▸ **TASK DIRECTIONS**: Reproduce word for word the lines from the one holding "paragraph <box>858 1027 1253 1080</box>" through the one holding "quote-arrow-icon: ❯❯ <box>858", including both.

▸ **Collected data**:
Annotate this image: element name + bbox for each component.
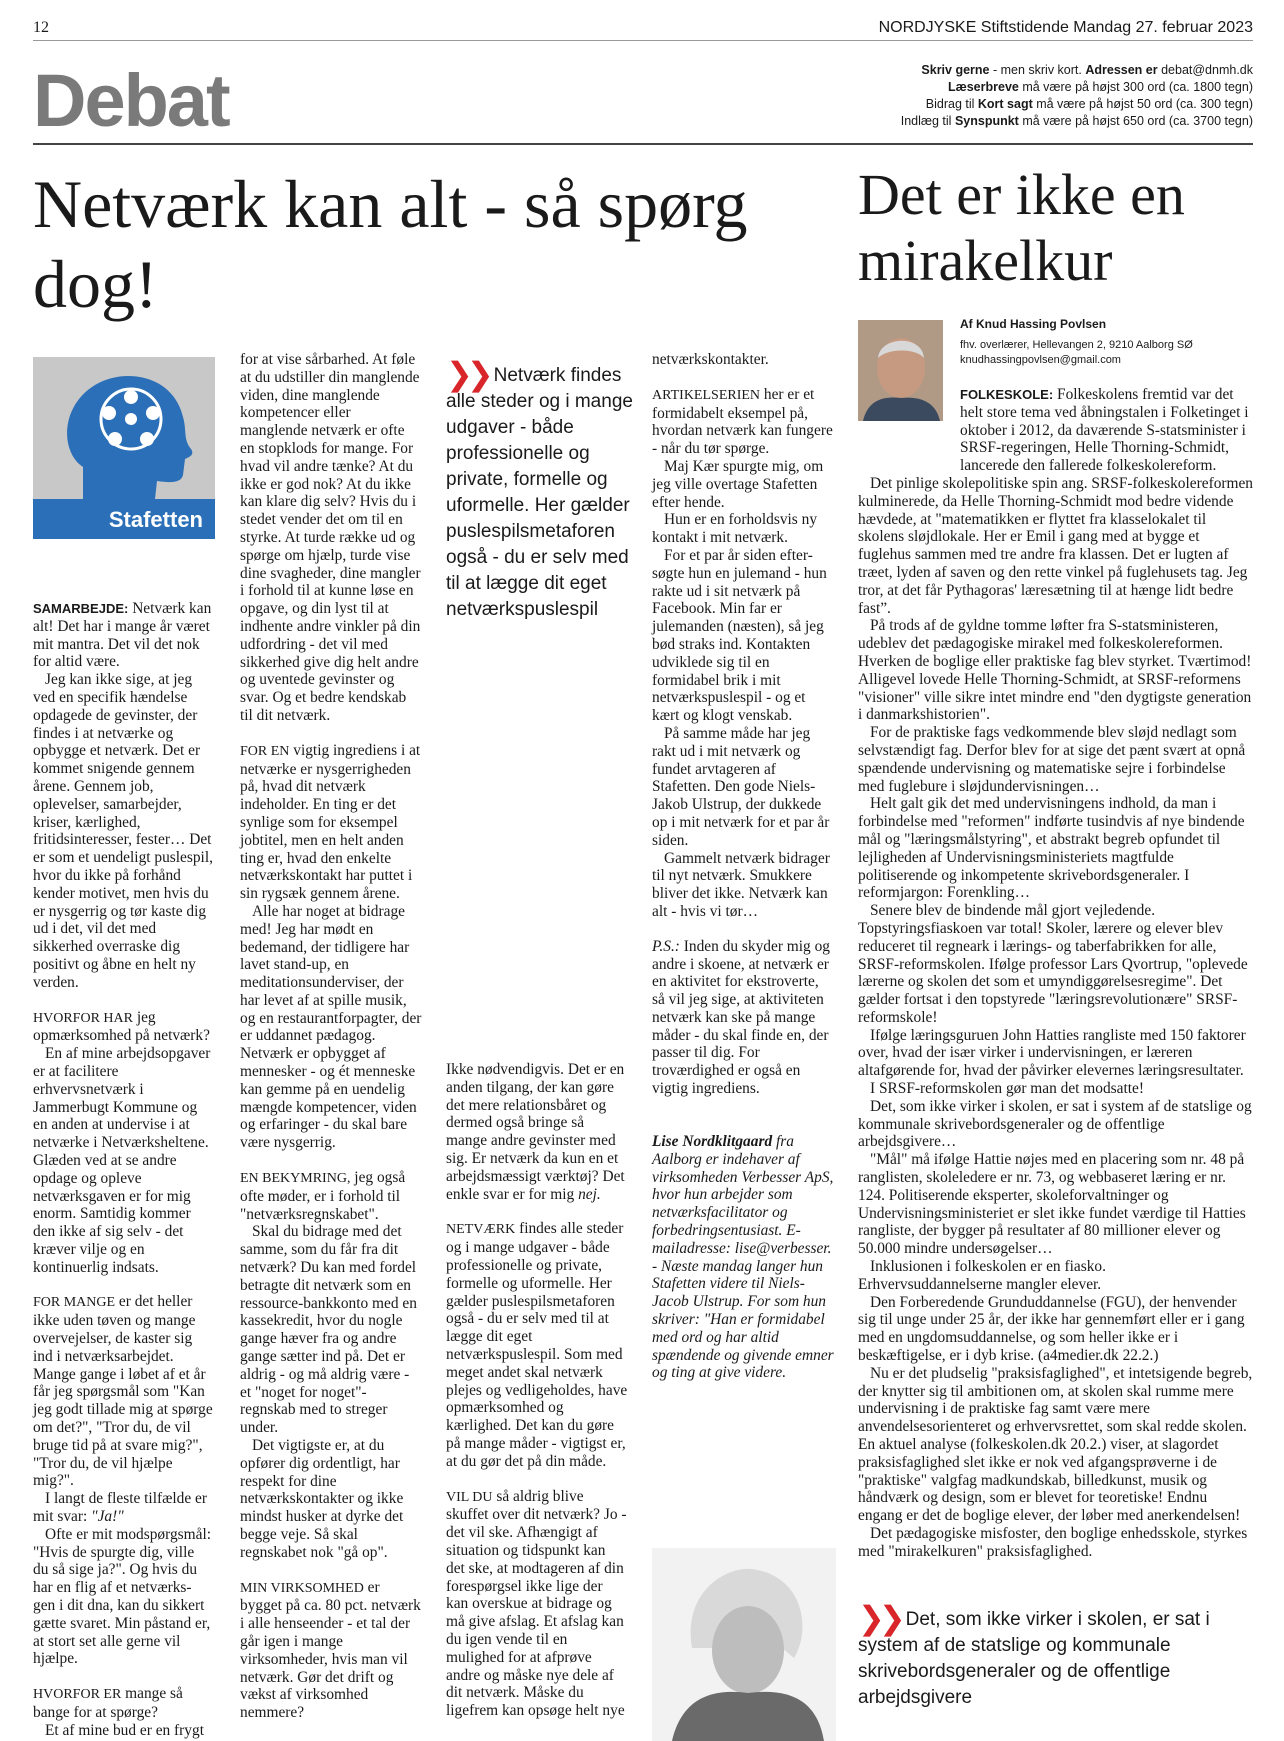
paragraph <box>858 1027 1253 1080</box>
paragraph <box>858 1080 1253 1098</box>
text-text: For de praktiske fags vedkommende blev sløjd nedlagt som selvstændigt fag. Derfor blev for at sige det pænt svært at opnå spændende undervisning og matematiske sejre i forbindelse med fuglebure i sløjdundervisningen… <box>858 724 1246 795</box>
text-text: På trods af de gyldne tomme løfter fra S-statsministeren, udeblev det pædagogiske mirakel med folkeskolereformen. Hverken de boglige eller praktiske fag blev styrket. Tværtimod! Alligevel lovede Helle Thorning-Schmidt, at SRSF-reformens "visioner" ville sikre intet mindre end "den dygtigste generation i danmarkshistorien". <box>858 617 1252 724</box>
head-network-icon <box>33 357 215 499</box>
paragraph <box>240 1169 422 1223</box>
quote-arrow-icon: ❯❯ <box>446 356 488 392</box>
caps-text: FOR EN <box>240 743 290 759</box>
rule-fragment: - men skriv kort. <box>989 63 1086 77</box>
text-text: Ofte er mit modspørgsmål: "Hvis de spurgte dig, ville du så sige ja?". Og hvis du har en flig af et netværks-gen i dit dna, kan du sikkert gætte svaret. Min påstand er, at stort set alle gerne vil hjælpe. <box>33 1525 211 1668</box>
rule-fragment: må være på højst 50 ord (ca. 300 tegn) <box>1032 97 1253 111</box>
quote-arrow-icon: ❯❯ <box>858 1600 900 1636</box>
text-text: findes alle steder og i mange udgaver - både professionelle og private, formelle og uformelle. Her gælder puslespilsmetaforen også - du er selv med til at lægge dit eget netværkspuslespil. Som med meget andet skal netværk plejes og vedligeholdes, have opmærksomhed og kærlighed. Det kan du gøre på mange måder - vigtigst er, at du gør det på din måde. <box>446 1220 628 1470</box>
caps-text: NETVÆRK <box>446 1222 516 1238</box>
text-text: jeg opmærksomhed på netværk? <box>33 1008 210 1045</box>
text-text: Inden du skyder mig og andre i skoene, at netværk er en aktivitet for ekstroverte, så vil jeg sige, at aktiviteten netværk kan ske på mange måder - du skal finde en, der passer til dig. For troværdighed er også en vigtig ingrediens. <box>652 937 830 1098</box>
paragraph <box>240 1437 422 1562</box>
text-text: for at vise sårbarhed. At føle at du udstiller din manglende viden, dine manglende kompetencer eller manglende netværk er ofte en stopklods for mange. For hvad vil andre tænke? At du ikke er god nok? At du ikke kan klare dig selv? Hvis du i stedet vender det om til en styrke. At turde række ud og spørge om hjælp, turde vise dine svagheder, dine mangler i forhold til at kunne løse en opgave, og din lyst til at indhente andre vinkler på din udfordring - det vil med sikkerhed give dig helt andre og uventede gevinster og svar. Og et bedre kendskab til dit netværk. <box>240 351 421 724</box>
caps-text: EN BEKYMRING, <box>240 1171 351 1187</box>
paragraph <box>858 902 1253 1027</box>
text-text: Helt galt gik det med undervisningens indhold, da man i forbindelse med "reformen" indførte tusindvis af nye bindende mål og "læringsmålstyring", et abstrakt begreb opfundet til lejligheden af Undervisningsministeriets magtfulde politiserende og inkompetente skrivebordsgeneraler. I reformjargon: Forenkling… <box>858 795 1245 902</box>
bio-name: Lise Nordklitgaard <box>652 1133 773 1150</box>
paragraph <box>652 351 834 369</box>
text-text: Det pinlige skolepolitiske spin ang. SRSF-folkeskolereformen kulminerede, da Helle Thorning-Schmidt mod bedre vidende hævdede, at "matematikken er flyttet fra klasselokalet til skolens sløjdlokale. Her er Emil i gang med at bygge et fuglehus sammen med tre andre fra klassen. Det er lugten af træet, lyden af saven og den rette vinkel på fuglehusets tag. Jeg tror, at det får Pythagoras' læresætning til at hænge lidt bedre fast”. <box>858 474 1254 617</box>
text-text: Skal du bidrage med det samme, som du får fra dit netværk? Du kan med fordel betragte dit netværk som en ressource-bankkonto med en kassekredit, hvor du nogle gange hæver fra og andre gange sætter ind på. Det er aldrig - og må aldrig være - et "noget for noget"-regnskab med to streger under. <box>240 1223 417 1437</box>
rule-fragment: Læserbreve <box>947 80 1019 94</box>
paragraph <box>240 1579 422 1722</box>
author-bio <box>652 1133 836 1382</box>
paragraph <box>858 795 1253 902</box>
rule-fragment: debat@dnmh.dk <box>1157 63 1253 77</box>
paragraph <box>33 1685 213 1722</box>
text-text: Ifølge læringsguruen John Hatties rangliste med 150 faktorer over, hvad der især virker i undervisningen, er læreren altafgørende for, hvad der påvirker elevernes læringsresultater. <box>858 1026 1246 1080</box>
paragraph <box>858 1365 1253 1525</box>
rule-fragment: Bidrag til <box>925 97 978 111</box>
paragraph <box>858 617 1253 724</box>
paragraph <box>652 386 834 458</box>
paragraph <box>33 1045 213 1276</box>
text-text: Inklusionen i folkeskolen er en fiasko. Erhvervsuddannelserne mangler elever. <box>858 1258 1106 1293</box>
text-text: er det heller ikke uden tøven og mange overvejelser, de kaster sig ind i netværksarbejdet. Mange gange i løbet af et år får jeg spørgsmål som "Kan jeg godt tillade mig at spørge om det?", "Tror du, de vil bruge tid på at svare mig?", "Tror du, de vil hjælpe mig?". <box>33 1293 213 1490</box>
text-text: Alle har noget at bidrage med! Jeg har mødt en bedemand, der tidligere har lavet stand-up, en meditationsunderviser, der har levet af at spille musik, og en restaurantforpagter, der er uddannet pædagog. Netværk er opbygget af mennesker - og ét menneske kan gemme på en uendelig mængde kompetencer, viden og erfaringer - du skal bare være nysgerrig. <box>240 902 422 1152</box>
text-text: Den Forberedende Grunduddannelse (FGU), der henvender sig til unge under 25 år, der ikke har gennemført eller er i gang med en ungdomsuddannelse, og som heller ikke er i beskæftigelse, er i dyb krise. (a4medier.dk 22.2.) <box>858 1293 1245 1365</box>
text-text: Det vigtigste er, at du opfører dig ordentligt, har respekt for dine netværkskontakter og ikke mindst husker at dyrke det begge veje. Så skal regnskabet nok "gå op". <box>240 1437 404 1561</box>
left-pull-quote <box>446 356 634 623</box>
em-text: "Ja!" <box>91 1508 124 1526</box>
paragraph <box>33 1490 213 1526</box>
text-text: Maj Kær spurgte mig, om jeg ville overtage Stafetten efter hende. <box>652 457 824 511</box>
text-text: Et af mine bud er en frygt <box>45 1721 204 1739</box>
right-article-body <box>858 386 1253 1561</box>
text-text: For et par år siden efter-søgte hun en julemand - hun rakte ud i sit netværk på Facebook. Min far er julemanden (næsten), så jeg bød straks ind. Kontakten udviklede sig til en formidabel brik i mit netværkspuslespil - og et kært og klogt venskab. <box>652 546 827 725</box>
text-text: Folkeskolens fremtid var det helt store tema ved åbningstalen i Folketinget i oktober i 2012, da daværende S-statsminister i SRSF-regeringen, Helle Thorning-Schmidt, lancerede den fallerede folkeskolereform. <box>960 386 1249 475</box>
paragraph <box>858 1525 1253 1561</box>
text-text: Nu er det pludselig "praksisfaglighed", et intetsigende begreb, der knytter sig til ambitionen om, at skolen skal rumme mere undervisning i de praktiske fag samt være mere anvendelsesorienteret og erhvervsrettet, som skal redde skolen. En aktuel analyse (folkeskolen.dk 20.2.) viser, at slagordet praksisfaglighed slet ikke er nok ved afgangsprøverne i de "praktiske" valgfag madkundskab, billedkunst, musik og håndværk og design, som er blevet for teoretiske! Endnu engang er det de boglige elever, der løber med anerkendelsen! <box>858 1364 1253 1525</box>
text-text: Ikke nødvendigvis. Det er en anden tilgang, der kan gøre det mere relationsbåret og dermed også bringe så mange andre gevinster med sig. Er netværk da kun en et arbejdsmæssigt værktøj? Det enkle svar er for mig <box>446 1061 625 1203</box>
paragraph <box>33 600 213 671</box>
rule-fragment: må være på højst 650 ord (ca. 3700 tegn) <box>1018 114 1253 128</box>
text-text: her er et formidabelt eksempel på, hvordan netværk kan fungere - når du tør spørge. <box>652 385 833 458</box>
text-text: Senere blev de bindende mål gjort vejledende. Topstyringsfiaskoen var total! Skoler, lærere og elever blev reduceret til regneark i lærings- og taberfabrikken for alle, SRSF-reformskolen. Ifølge professor Lars Qvortrup, "oplevede lærerne og skolen det som et umyndiggørelsesregime". Det gælder fortsat i den topstyrede "læringsrevolutionære" SRSF-reformskole! <box>858 902 1248 1026</box>
rule-fragment: Adressen er <box>1085 63 1158 77</box>
author-photo-lise <box>652 1548 836 1741</box>
kicker-text: FOLKESKOLE: <box>960 387 1054 402</box>
portrait-image <box>652 1548 836 1741</box>
author-byline <box>960 317 1260 368</box>
text-text: En af mine arbejdsopgaver er at facilitere erhvervsnetværk i Jammerbugt Kommune og en anden at undervise i at netværke i Netværksheltene. Glæden ved at se andre opdage og opleve netværksgaven er for mig enorm. Samtidig kommer den ikke af sig selv - det kræver vilje og en kontinuerlig indsats. <box>33 1045 211 1276</box>
paragraph <box>240 903 422 1152</box>
text-text: mange så bange for at spørge? <box>33 1685 183 1722</box>
paragraph <box>33 1722 213 1740</box>
paragraph <box>858 1294 1253 1365</box>
rule-fragment: Skriv gerne <box>921 63 990 77</box>
text-text: vigtig ingrediens i at netværke er nysgerrigheden på, hvad dit netværk indeholder. En ting er det synlige som for eksempel jobtitel, men en helt anden ting er, hvad den enkelte netværkskontakt har puttet i sin rygsæk gennem årene. <box>240 741 421 903</box>
pull-quote-text: Netværk findes alle steder og i mange udgaver - både professionelle og private, formelle og uformelle. Her gælder puslespilsmetaforen også - du er selv med til at lægge dit eget netværkspuslespil <box>446 365 633 620</box>
paragraph <box>33 1293 213 1490</box>
paragraph <box>652 938 834 1098</box>
caps-text: MIN VIRKSOMHED <box>240 1580 364 1596</box>
rule-line <box>901 79 1253 96</box>
text-text: I langt de fleste tilfælde er mit svar: <box>33 1490 207 1526</box>
rule-line <box>901 62 1253 79</box>
logo-label: Stafetten <box>33 499 215 539</box>
paragraph <box>33 1526 213 1668</box>
submission-rules <box>901 62 1253 130</box>
pull-quote-text: Det, som ikke virker i skolen, er sat i system af de statslige og kommunale skrivebordsgeneraler og de offentlige arbejdsgivere <box>858 1609 1210 1708</box>
caps-text: ARTIKELSERIEN <box>652 387 761 403</box>
paragraph <box>33 671 213 991</box>
text-text: jeg også ofte møder, er i forhold til "netværksregnskabet". <box>240 1169 406 1223</box>
stafetten-logo <box>33 357 215 539</box>
rule-line <box>901 96 1253 113</box>
left-article-column-4 <box>652 351 834 1098</box>
text-text: Det, som ikke virker i skolen, er sat i system af de statslige og kommunale skrivebordsgeneraler og de offentlige arbejdsgivere… <box>858 1097 1252 1151</box>
left-article-column-1 <box>33 600 213 1740</box>
rule-line <box>901 113 1253 130</box>
caps-text: FOR MANGE <box>33 1295 116 1311</box>
paragraph <box>446 1220 628 1470</box>
paragraph <box>960 386 1253 475</box>
page-number: 12 <box>33 19 49 36</box>
paragraph <box>652 547 834 725</box>
kicker-text: SAMARBEJDE: <box>33 601 129 616</box>
text-text: så aldrig blive skuffet over dit netværk? Jo - det vil ske. Afhængigt af situation og tidspunkt kan det ske, at modtageren af din forespørgsel ikke lige der kan overskue at bidrage og må give afslag. Et afslag kan du igen vende til en mulighed for at afprøve andre og måske nye dele af dit netværk. Måske du ligefrem kan opsøge helt nye <box>446 1487 627 1720</box>
caps-text: VIL DU <box>446 1489 493 1505</box>
paragraph <box>652 850 834 921</box>
text-text: netværkskontakter. <box>652 351 769 368</box>
paragraph <box>652 725 834 850</box>
paragraph <box>858 1258 1253 1294</box>
left-article-column-2 <box>240 351 422 1722</box>
author-name: Af Knud Hassing Povlsen <box>960 317 1107 331</box>
left-headline: Netværk kan alt - så spørg dog! <box>33 166 748 322</box>
text-text: Det pædagogiske misfoster, den boglige enhedsskole, styrkes med "mirakelkuren" praksisfaglighed. <box>858 1525 1248 1560</box>
paragraph <box>652 458 834 511</box>
left-article-column-3 <box>446 1061 628 1720</box>
text-text: er bygget på ca. 80 pct. netværk i alle henseender - et tal der går igen i mange virksomheder, hvis man vil netværk. Gør det drift og vækst af virksomhed nemmere? <box>240 1578 421 1722</box>
paragraph <box>858 724 1253 795</box>
paragraph <box>240 1223 422 1437</box>
right-pull-quote <box>858 1600 1258 1711</box>
top-rule <box>33 40 1253 41</box>
section-rule <box>33 143 1253 145</box>
caps-text: HVORFOR ER <box>33 1687 122 1703</box>
bio-text: fra Aalborg er indehaver af virksomheden Verbesser ApS, hvor hun arbejder som netværksfacilitator og forbedringsentusiast. E-mailadresse: lise@verbesser. - Næste mandag langer hun Stafetten videre til Niels-Jacob Ulstrup. For som hun skriver: "Han er formidabel med ord og har altid spændende og givende emner og ting at give videre. <box>652 1133 834 1382</box>
paragraph <box>446 1488 628 1720</box>
text-text: Gammelt netværk bidrager til nyt netværk. Smukkere bliver det ikke. Netværk kan alt - hvis vi tør… <box>652 849 830 920</box>
caps-text: HVORFOR HAR <box>33 1010 133 1026</box>
author-address: fhv. overlærer, Hellevangen 2, 9210 Aalborg SØ <box>960 339 1193 351</box>
paragraph <box>858 475 1253 617</box>
rule-fragment: Indlæg til <box>900 114 955 128</box>
paragraph <box>858 1098 1253 1151</box>
section-title: Debat <box>33 59 229 142</box>
paragraph <box>240 742 422 903</box>
text-text: Hun er en forholdsvis ny kontakt i mit netværk. <box>652 511 818 547</box>
author-email: knudhassingpovlsen@gmail.com <box>960 354 1121 366</box>
paragraph <box>446 1061 628 1203</box>
text-text: "Mål" må ifølge Hattie nøjes med en placering som nr. 48 på ranglisten, skoleledere er nr. 73, og webbaseret læring er nr. 124. Politiserende eksperter, skoleforvaltninger og Undervisningsministeriet er slet ikke fundet værdige til Hatties rangliste, der bygger på resultater af 80 millioner elever og 50.000 mindre undersøgelser… <box>858 1151 1246 1258</box>
em-text: P.S.: <box>652 937 680 955</box>
paragraph <box>858 1151 1253 1258</box>
paragraph <box>33 1009 213 1046</box>
right-headline: Det er ikke en mirakelkur <box>858 162 1185 293</box>
paragraph <box>240 351 422 725</box>
text-text: På samme måde har jeg rakt ud i mit netværk og fundet arvtageren af Stafetten. Den gode Niels-Jakob Ulstrup, der dukkede op i mit netværk for et par år siden. <box>652 724 830 849</box>
text-text: I SRSF-reformskolen gør man det modsatte! <box>870 1080 1144 1098</box>
rule-fragment: Synspunkt <box>954 114 1019 128</box>
rule-fragment: må være på højst 300 ord (ca. 1800 tegn) <box>1018 80 1253 94</box>
rule-fragment: Kort sagt <box>977 97 1033 111</box>
text-text: Netværk kan alt! Det har i mange år været mit mantra. Det vil det nok for altid være. <box>33 600 212 671</box>
masthead: NORDJYSKE Stiftstidende Mandag 27. februar 2023 <box>878 19 1253 36</box>
paragraph <box>652 511 834 547</box>
text-text: Jeg kan ikke sige, at jeg ved en specifik hændelse opdagede de gevinster, der findes i at netværke og opbygge et netværk. Det er kommet snigende gennem årene. Gennem job, oplevelser, samarbejder, kriser, kærlighed, fritidsinteresser, fester… Det er som et uendeligt puslespil, hvor du ikke på forhånd kender motivet, men hvis du er nysgerrig og tør kaste dig ud i det, vil det med sikkerhed overraske dig positivt og åbne en helt ny verden. <box>33 671 213 991</box>
em-text: nej. <box>578 1185 601 1203</box>
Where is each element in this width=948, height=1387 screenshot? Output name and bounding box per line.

▸ **FULL OUTPUT**:
paragraph <box>858 1027 1253 1080</box>
paragraph <box>858 1080 1253 1098</box>
text-text: For de praktiske fags vedkommende blev sløjd nedlagt som selvstændigt fag. Derfor blev for at sige det pænt svært at opnå spændende undervisning og matematiske sejre i forbindelse med fuglebure i sløjdundervisningen… <box>858 724 1246 795</box>
text-text: På trods af de gyldne tomme løfter fra S-statsministeren, udeblev det pædagogiske mirakel med folkeskolereformen. Hverken de boglige eller praktiske fag blev styrket. Tværtimod! Alligevel lovede Helle Thorning-Schmidt, at SRSF-reformens "visioner" ville sikre intet mindre end "den dygtigste generation i danmarkshistorien". <box>858 617 1252 724</box>
head-network-icon <box>33 357 215 499</box>
paragraph <box>240 1169 422 1223</box>
quote-arrow-icon: ❯❯ <box>446 356 488 392</box>
caps-text: FOR EN <box>240 743 290 759</box>
rule-fragment: - men skriv kort. <box>989 63 1086 77</box>
text-text: Ofte er mit modspørgsmål: "Hvis de spurgte dig, ville du så sige ja?". Og hvis du har en flig af et netværks-gen i dit dna, kan du sikkert gætte svaret. Min påstand er, at stort set alle gerne vil hjælpe. <box>33 1525 211 1668</box>
rule-fragment: må være på højst 50 ord (ca. 300 tegn) <box>1032 97 1253 111</box>
quote-arrow-icon: ❯❯ <box>858 1600 900 1636</box>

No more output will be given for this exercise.